──────── Extracted records

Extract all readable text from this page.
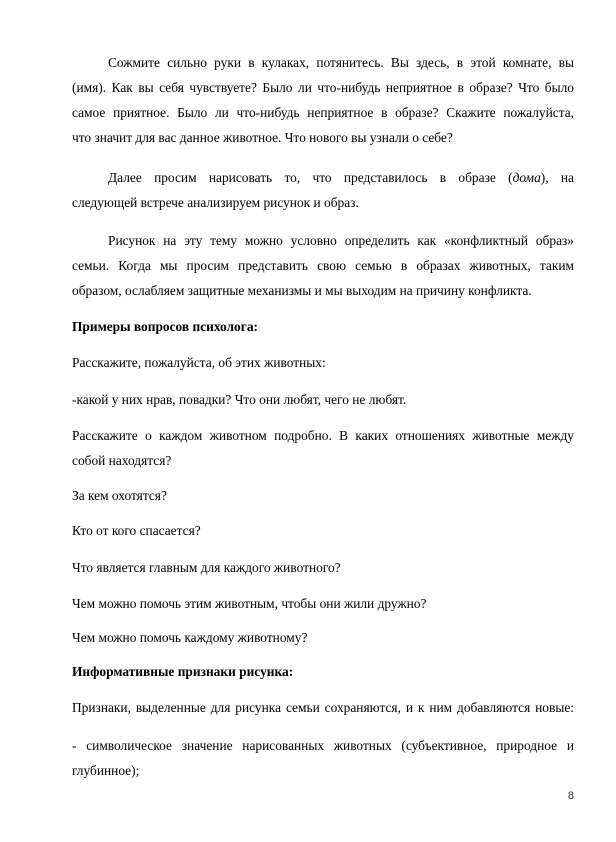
Сожмите сильно руки в кулаках, потянитесь. Вы здесь, в этой комнате, вы
(имя). Как вы себя чувствуете? Было ли что-нибудь неприятное в образе? Что было
самое приятное. Было ли что-нибудь неприятное в образе? Скажите пожалуйста,
что значит для вас данное животное. Что нового вы узнали о себе?
Далее просим нарисовать то, что представилось в образе (дома), на
следующей встрече анализируем рисунок и образ.
Рисунок на эту тему можно условно определить как «конфликтный образ»
семьи. Когда мы просим представить свою семью в образах животных, таким
образом, ослабляем защитные механизмы и мы выходим на причину конфликта.
Примеры вопросов психолога:
Расскажите, пожалуйста, об этих животных:
-какой у них нрав, повадки? Что они любят, чего не любят.
Расскажите о каждом животном подробно. В каких отношениях животные между
собой находятся?
За кем охотятся?
Кто от кого спасается?
Что является главным для каждого животного?
Чем можно помочь этим животным, чтобы они жили дружно?
Чем можно помочь каждому животному?
Информативные признаки рисунка:
Признаки, выделенные для рисунка семьи сохраняются, и к ним добавляются новые:
- символическое значение нарисованных животных (субъективное, природное и
глубинное);
8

────────────────

▸ **Job**
Above are the records. Identify each line that contains the word "пожалуйста".

▸ **Response**
самое приятное. Было ли что-нибудь неприятное в образе? Скажите пожалуйста,
Расскажите, пожалуйста, об этих животных:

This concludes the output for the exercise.